Below are the records; locate each line with the word "Guadalajara" and copy it.

---*---

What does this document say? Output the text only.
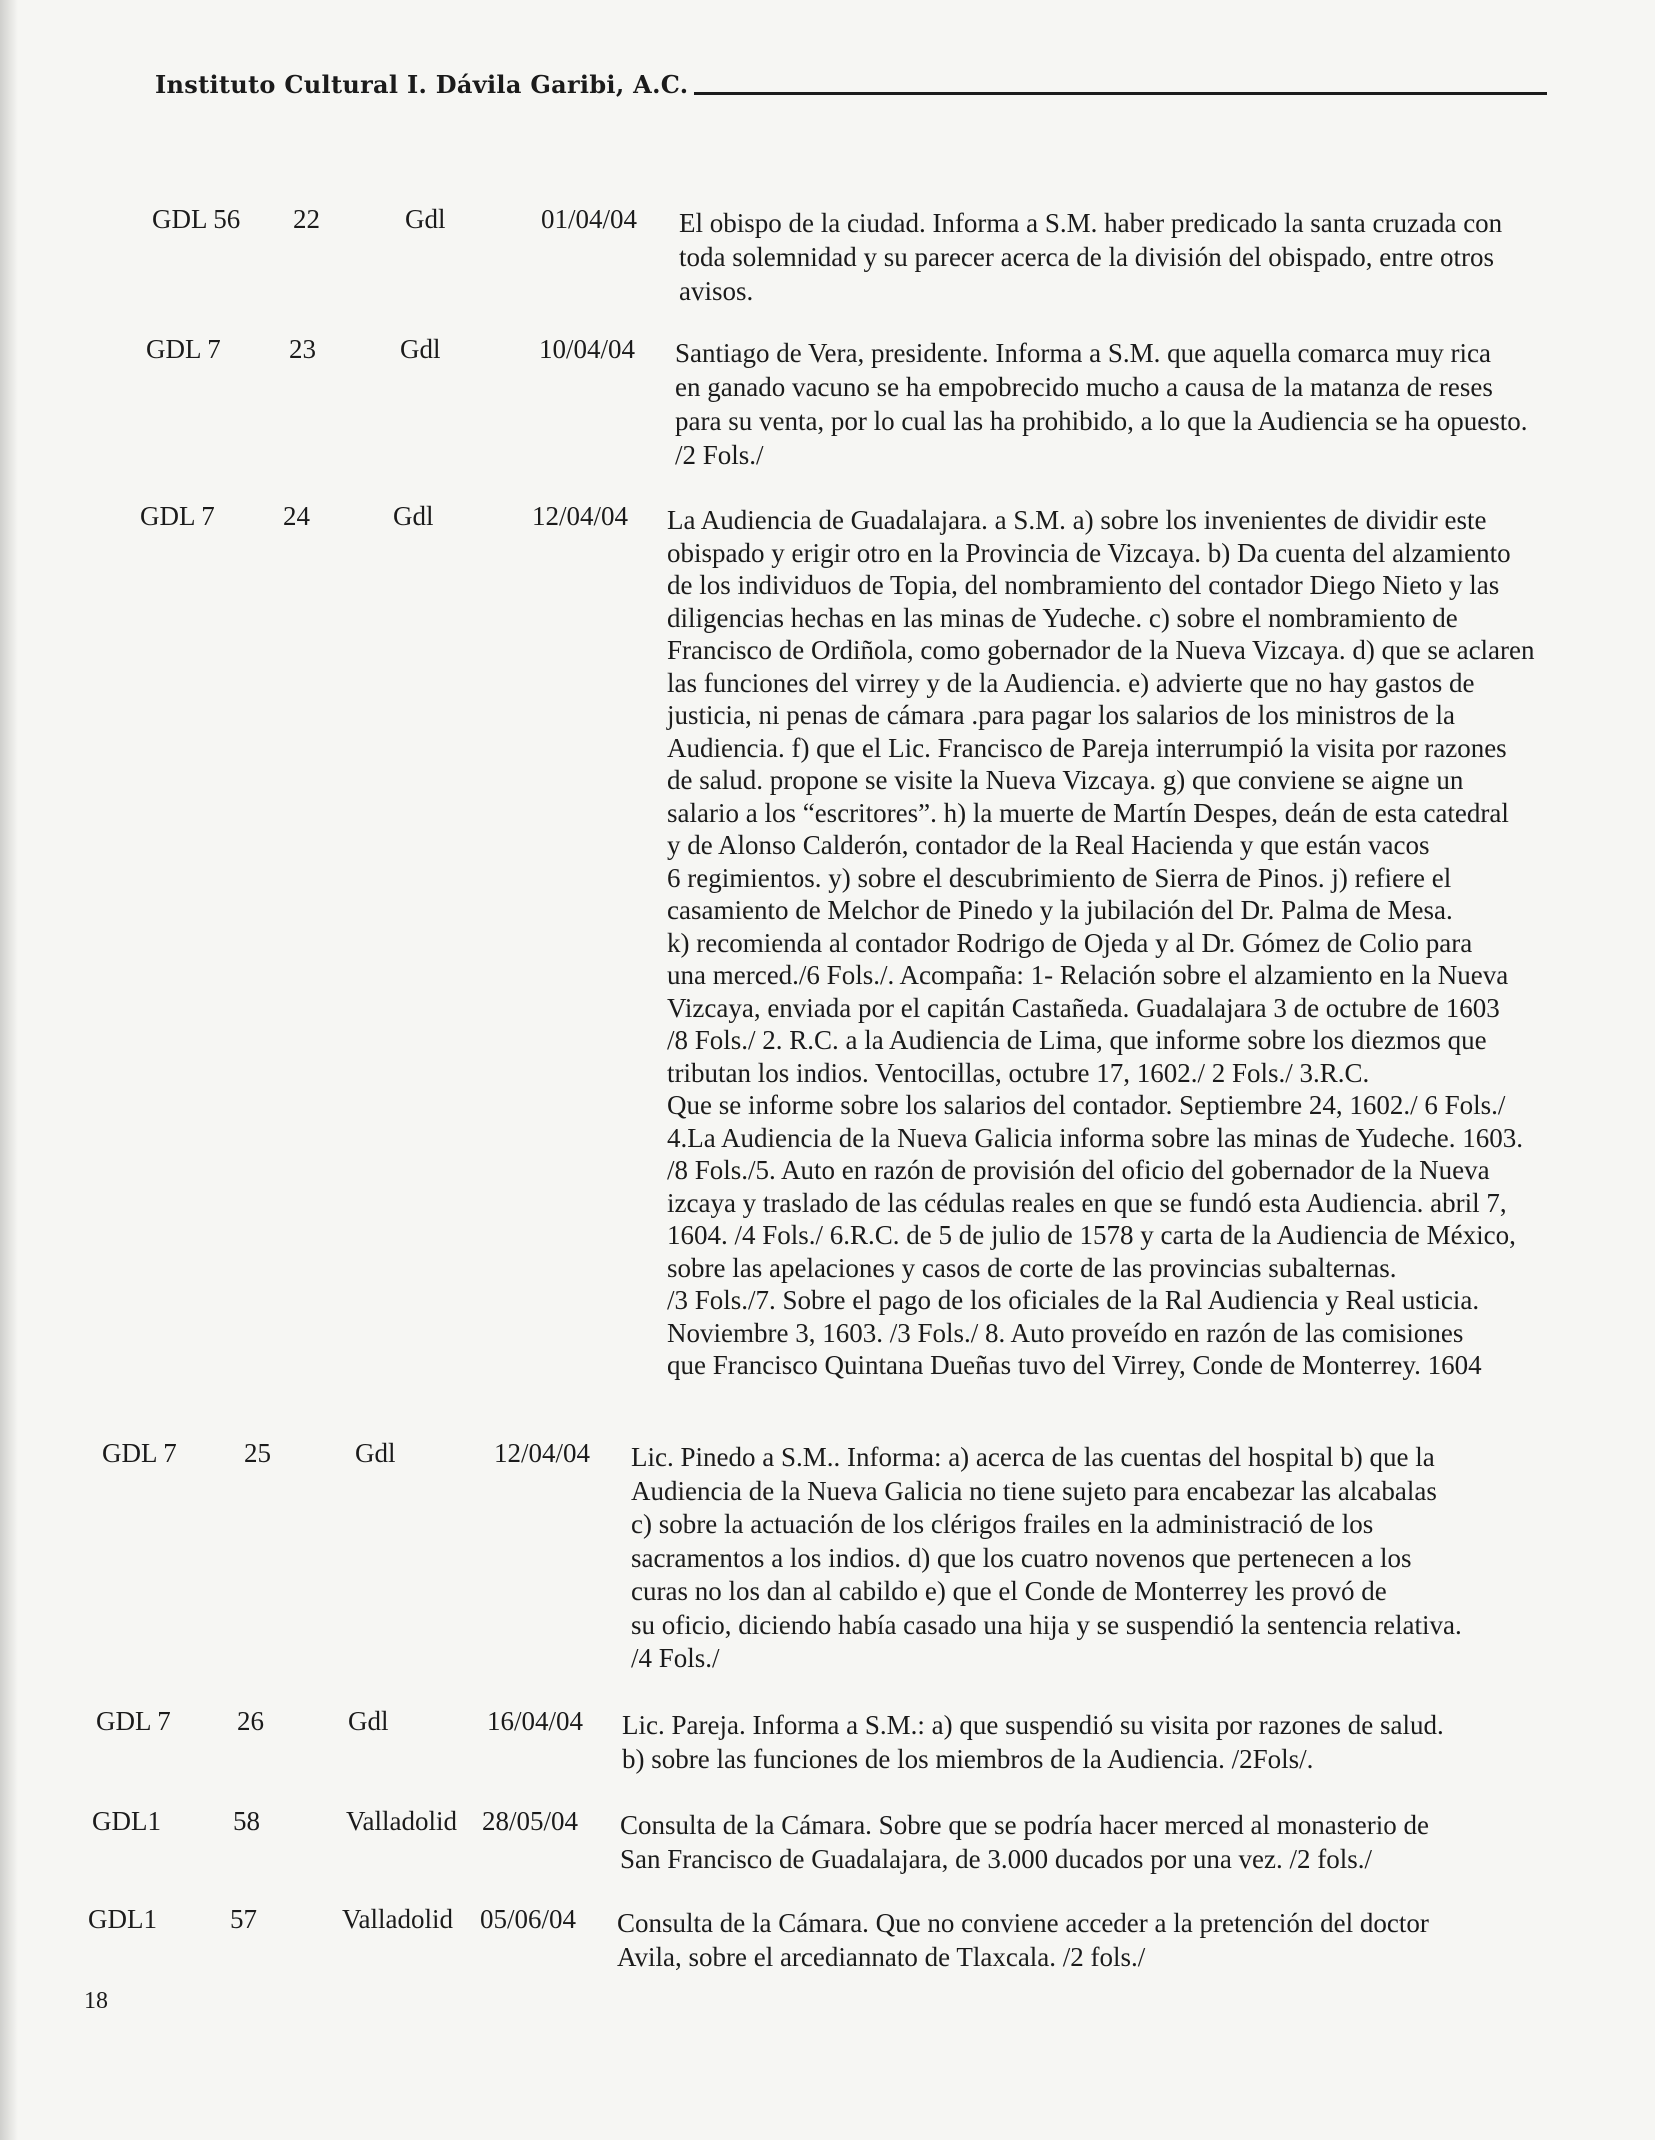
Instituto Cultural I. Dávila Garibi, A.C.
GDL 56 22	Gdl	01/04/04 El obispo de la ciudad. Informa a S.M. haber predicado la santa cruzada con
toda solemnidad y su parecer acerca de la división del obispado, entre otros
avisos.
GDL 7	23	Gdl	10/04/04 Santiago de Vera, presidente. Informa a S.M. que aquella comarca muy rica
en ganado vacuno se ha empobrecido mucho a causa de la matanza de reses
para su venta, por lo cual las ha prohibido, a lo que la Audiencia se ha opuesto.
/2 Fols./
GDL 7	24	Gdl	12/04/04 La Audiencia de Guadalajara. a S.M. a) sobre los invenientes de dividir este
obispado y erigir otro en la Provincia de Vizcaya. b) Da cuenta del alzamiento
de los individuos de Topia, del nombramiento del contador Diego Nieto y las
diligencias hechas en las minas de Yudeche. c) sobre el nombramiento de
Francisco de Ordiñola, como gobernador de la Nueva Vizcaya. d) que se aclaren
las funciones del virrey y de la Audiencia. e) advierte que no hay gastos de
justicia, ni penas de cámara .para pagar los salarios de los ministros de la
Audiencia. f) que el Lic. Francisco de Pareja interrumpió la visita por razones
de salud. propone se visite la Nueva Vizcaya. g) que conviene se aigne un
salario a los “escritores”. h) la muerte de Martín Despes, deán de esta catedral
y de Alonso Calderón, contador de la Real Hacienda y que están vacos
6 regimientos. y) sobre el descubrimiento de Sierra de Pinos. j) refiere el
casamiento de Melchor de Pinedo y la jubilación del Dr. Palma de Mesa.
k) recomienda al contador Rodrigo de Ojeda y al Dr. Gómez de Colio para
una merced./6 Fols./. Acompaña: 1- Relación sobre el alzamiento en la Nueva
Vizcaya, enviada por el capitán Castañeda. Guadalajara 3 de octubre de 1603
/8 Fols./ 2. R.C. a la Audiencia de Lima, que informe sobre los diezmos que
tributan los indios. Ventocillas, octubre 17, 1602./ 2 Fols./ 3.R.C.
Que se informe sobre los salarios del contador. Septiembre 24, 1602./ 6 Fols./
4.La Audiencia de la Nueva Galicia informa sobre las minas de Yudeche. 1603.
/8 Fols./5. Auto en razón de provisión del oficio del gobernador de la Nueva
izcaya y traslado de las cédulas reales en que se fundó esta Audiencia. abril 7,
1604. /4 Fols./ 6.R.C. de 5 de julio de 1578 y carta de la Audiencia de México,
sobre las apelaciones y casos de corte de las provincias subalternas.
/3 Fols./7. Sobre el pago de los oficiales de la Ral Audiencia y Real usticia.
Noviembre 3, 1603. /3 Fols./ 8. Auto proveído en razón de las comisiones
que Francisco Quintana Dueñas tuvo del Virrey, Conde de Monterrey. 1604
GDL 7 25	Gdl	12/04/04 Lic. Pinedo a S.M.. Informa: a) acerca de las cuentas del hospital b) que la
Audiencia de la Nueva Galicia no tiene sujeto para encabezar las alcabalas
c) sobre la actuación de los clérigos frailes en la administració de los
sacramentos a los indios. d) que los cuatro novenos que pertenecen a los
curas no los dan al cabildo e) que el Conde de Monterrey les provó de
su oficio, diciendo había casado una hija y se suspendió la sentencia relativa.
/4 Fols./
GDL 7 26	Gdl	16/04/04 Lic. Pareja. Informa a S.M.: a) que suspendió su visita por razones de salud.
b) sobre las funciones de los miembros de la Audiencia. /2Fols/.
GDL1	58	Valladolid 28/05/04 Consulta de la Cámara. Sobre que se podría hacer merced al monasterio de
San Francisco de Guadalajara, de 3.000 ducados por una vez. /2 fols./
GDL1	57	Valladolid 05/06/04 Consulta de la Cámara. Que no conviene acceder a la pretención del doctor
Avila, sobre el arcediannato de Tlaxcala. /2 fols./
18
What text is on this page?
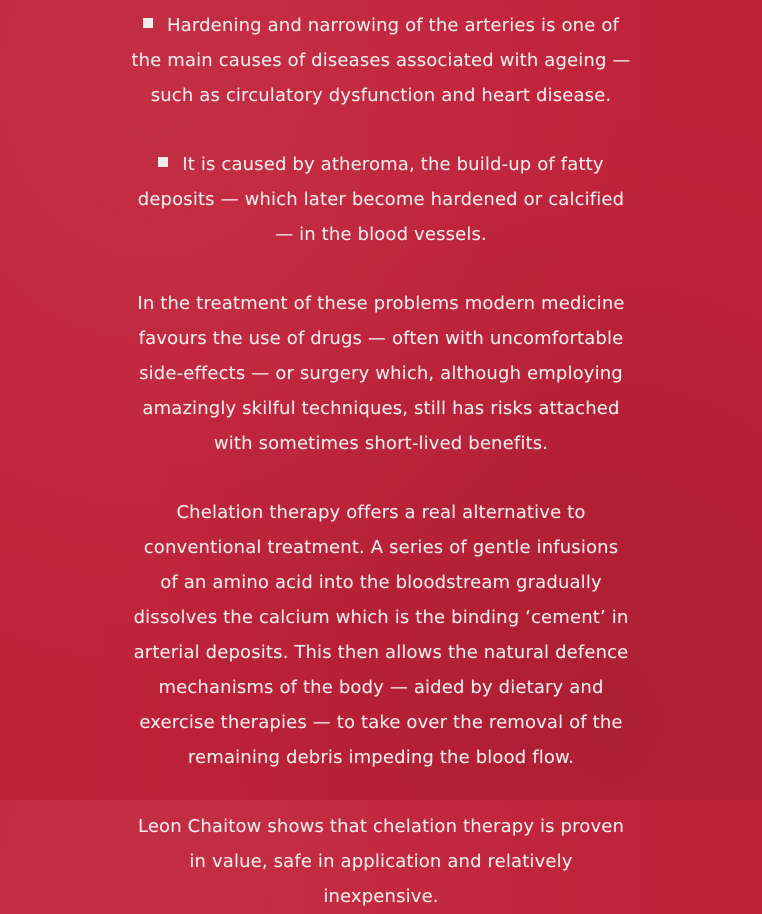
Hardening and narrowing of the arteries is one of
the main causes of diseases associated with ageing —
such as circulatory dysfunction and heart disease.

It is caused by atheroma, the build-up of fatty
deposits — which later become hardened or calcified
— in the blood vessels.

In the treatment of these problems modern medicine
favours the use of drugs — often with uncomfortable
side-effects — or surgery which, although employing
amazingly skilful techniques, still has risks attached
with sometimes short-lived benefits.

Chelation therapy offers a real alternative to
conventional treatment. A series of gentle infusions
of an amino acid into the bloodstream gradually
dissolves the calcium which is the binding ‘cement’ in
arterial deposits. This then allows the natural defence
mechanisms of the body — aided by dietary and
exercise therapies — to take over the removal of the
remaining debris impeding the blood flow.

Leon Chaitow shows that chelation therapy is proven
in value, safe in application and relatively
inexpensive.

---*---

ANSWER FOR THIS EXERCISE:
GDL 7	24	Gdl	12/04/04 La Audiencia de Guadalajara. a S.M. a) sobre los invenientes de dividir este
Vizcaya, enviada por el capitán Castañeda. Guadalajara 3 de octubre de 1603
San Francisco de Guadalajara, de 3.000 ducados por una vez. /2 fols./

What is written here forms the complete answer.